__TAREFA A REALIZAR__. Por favor, explique, com base no texto sobre o Evangelho de Jesus, por que a mensagem evangélica muitas vezes provoca reações violentas em quem a ouve. Responda em uma a três frases.

Quando examinamos as quatro
narrativas evangélicas em conjunto um tema torna-se recorrente: o embate da
mensagem evangélica de Jesus e a religiosidade judaizante.
Todo o ministério terreno de Jesus
acontece no território da Palestina judaica. Seus ouvintes primários são os
judeus que nasceram e cresceram aprendendo a forma religiosa judaica. Os
maiores opositores de Jesus e sua mensagem são as lideranças judaicas representadas
em todas as suas fragmentações. E isso fica evidente quando no final esses
segmentos religiosos, antagônicos entre si, se unem pela primeira e única vez,
tendo um propósito especifico - elaborar e executar um plano que pudesse eliminar
Jesus.
Por que tanto ódio a Jesus? A
resposta é simples. A mensagem evangélica de Jesus se contrapunha em grau, gênero
e número a todas as formas de expressões religiosas do judaísmo. E isso não é
inédito na história israelita/judeu, pois existe uma longa linhagem de Profetas
que se levantaram e confrontaram o sistema religioso estabelecido em suas
épocas. Jesus apenas vem concluir o trabalho iniciado pelos profetas que o
antecederam. O escritor de Hebreus faz um longo testemunho (capto 11) de que ao
longo da história de Israel/Judá inúmeros homens e mulheres foram mortos
simplesmente porque contestaram o status quo dos religiosos de seus dias. Já no
final de seu ministério Jesus conta a parábola do dono de uma vinha que cansado
de enviar mensageiros, que eram espancados e mortos, por fim enviou seu próprio
filho, na esperança de que as pessoas pudessem ouvi-lo, mas a reação daquelas
pessoas foi ainda mais violenta contra o filho do que contra os mensageiros.
O
Evangelho de Jesus foi e continua sendo rejeitado simplesmente porque as
pessoas não querem mudanças em suas vidas. Estão felizes com sua religiosidade
vazia e fútil, mas que lhes proporciona uma falsa sensação de paz e esperança.
Mas o Evangelho não é apenas rejeitado, mas muitas vezes produz reações
violentas por parte de seus ouvintes, pois quando entendida a mensagem
evangélica lhes tira todos os suportes de vida e eles são obrigados a
respirarem sem aparelho e verem a miserável e terrível situação em que
realmente estão vivendo. No filme Matrix um personagem trai o grupo simplesmente
porque ele prefere ou escolhe viver a ilusão a dura realidade e a cena é
justamente ele saboreando um suculento bife que sabe não ser real. É a mesma
escolha que as pessoas fizeram diante Pôncio Pilatos: Solte Barrabás e mate
Jesus. Quando uma pessoa experimenta do Evangelho, nenhuma religiosidade o
satisfaz mais. As glórias deste mundo tenebroso não são mais irresistíveis,
pois sabem que tudo são apenas ilusões temporárias e seus olhos agora
contemplam as glórias celestiais que são eternas. Estão dispostas a abrirem mão
de tudo, pois descobriram um grande tesouro, vão adquirir uma perora de grande
valor.

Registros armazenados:

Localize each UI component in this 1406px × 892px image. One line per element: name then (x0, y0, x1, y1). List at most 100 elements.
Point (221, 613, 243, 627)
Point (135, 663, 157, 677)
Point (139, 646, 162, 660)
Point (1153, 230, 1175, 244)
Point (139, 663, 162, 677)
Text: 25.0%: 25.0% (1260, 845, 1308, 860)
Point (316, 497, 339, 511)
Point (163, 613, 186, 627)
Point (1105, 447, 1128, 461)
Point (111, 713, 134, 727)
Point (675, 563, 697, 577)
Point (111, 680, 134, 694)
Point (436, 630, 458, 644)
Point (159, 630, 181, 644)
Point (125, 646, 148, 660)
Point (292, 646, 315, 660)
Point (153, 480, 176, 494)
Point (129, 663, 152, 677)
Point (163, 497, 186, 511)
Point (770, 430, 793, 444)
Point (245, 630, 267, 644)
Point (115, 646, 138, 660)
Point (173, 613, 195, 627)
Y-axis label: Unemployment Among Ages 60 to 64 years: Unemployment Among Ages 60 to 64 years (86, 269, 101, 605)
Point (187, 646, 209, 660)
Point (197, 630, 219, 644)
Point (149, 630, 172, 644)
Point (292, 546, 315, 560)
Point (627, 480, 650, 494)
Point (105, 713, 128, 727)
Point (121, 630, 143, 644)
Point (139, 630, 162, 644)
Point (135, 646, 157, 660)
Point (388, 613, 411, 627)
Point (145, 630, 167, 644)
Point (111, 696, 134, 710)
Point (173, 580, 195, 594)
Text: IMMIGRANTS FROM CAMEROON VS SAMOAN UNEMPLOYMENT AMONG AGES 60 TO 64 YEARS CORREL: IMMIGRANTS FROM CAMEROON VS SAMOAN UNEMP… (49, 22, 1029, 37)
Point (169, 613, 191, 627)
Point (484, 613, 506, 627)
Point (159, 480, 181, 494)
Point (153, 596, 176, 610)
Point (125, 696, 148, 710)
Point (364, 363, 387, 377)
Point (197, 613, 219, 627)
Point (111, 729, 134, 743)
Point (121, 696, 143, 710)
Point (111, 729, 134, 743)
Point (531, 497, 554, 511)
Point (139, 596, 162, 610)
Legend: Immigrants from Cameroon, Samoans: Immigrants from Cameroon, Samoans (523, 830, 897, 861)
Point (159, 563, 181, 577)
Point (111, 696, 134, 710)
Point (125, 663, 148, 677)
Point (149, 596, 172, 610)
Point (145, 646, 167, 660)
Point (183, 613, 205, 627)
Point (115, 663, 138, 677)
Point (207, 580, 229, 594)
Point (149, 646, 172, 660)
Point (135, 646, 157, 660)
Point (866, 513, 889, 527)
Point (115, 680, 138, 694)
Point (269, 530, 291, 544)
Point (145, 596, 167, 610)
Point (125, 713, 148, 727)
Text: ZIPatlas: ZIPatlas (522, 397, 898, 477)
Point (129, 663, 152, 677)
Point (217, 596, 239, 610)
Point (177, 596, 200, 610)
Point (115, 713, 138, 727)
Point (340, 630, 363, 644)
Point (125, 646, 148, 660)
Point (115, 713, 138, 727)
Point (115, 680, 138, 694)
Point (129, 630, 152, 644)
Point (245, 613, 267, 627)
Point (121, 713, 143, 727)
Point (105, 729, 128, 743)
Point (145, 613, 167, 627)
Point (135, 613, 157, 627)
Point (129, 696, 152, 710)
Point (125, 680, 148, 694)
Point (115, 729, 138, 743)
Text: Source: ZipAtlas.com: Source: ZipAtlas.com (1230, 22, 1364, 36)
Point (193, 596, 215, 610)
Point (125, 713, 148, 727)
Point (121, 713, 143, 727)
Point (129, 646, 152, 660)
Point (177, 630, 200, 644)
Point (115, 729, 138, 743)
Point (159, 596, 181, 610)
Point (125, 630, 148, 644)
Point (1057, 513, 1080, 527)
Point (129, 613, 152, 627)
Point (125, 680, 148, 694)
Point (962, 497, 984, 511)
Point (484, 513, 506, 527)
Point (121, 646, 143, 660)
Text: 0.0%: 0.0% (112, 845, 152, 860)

__RESPOSTA ESPERADA__. Quando é entendida, a mensagem evangélica tira dos ouvintes todos os seus suportes de vida. Eles são obrigados a respirar sem aparelho e a ver a situação miserável e terrível em que realmente estão vivendo.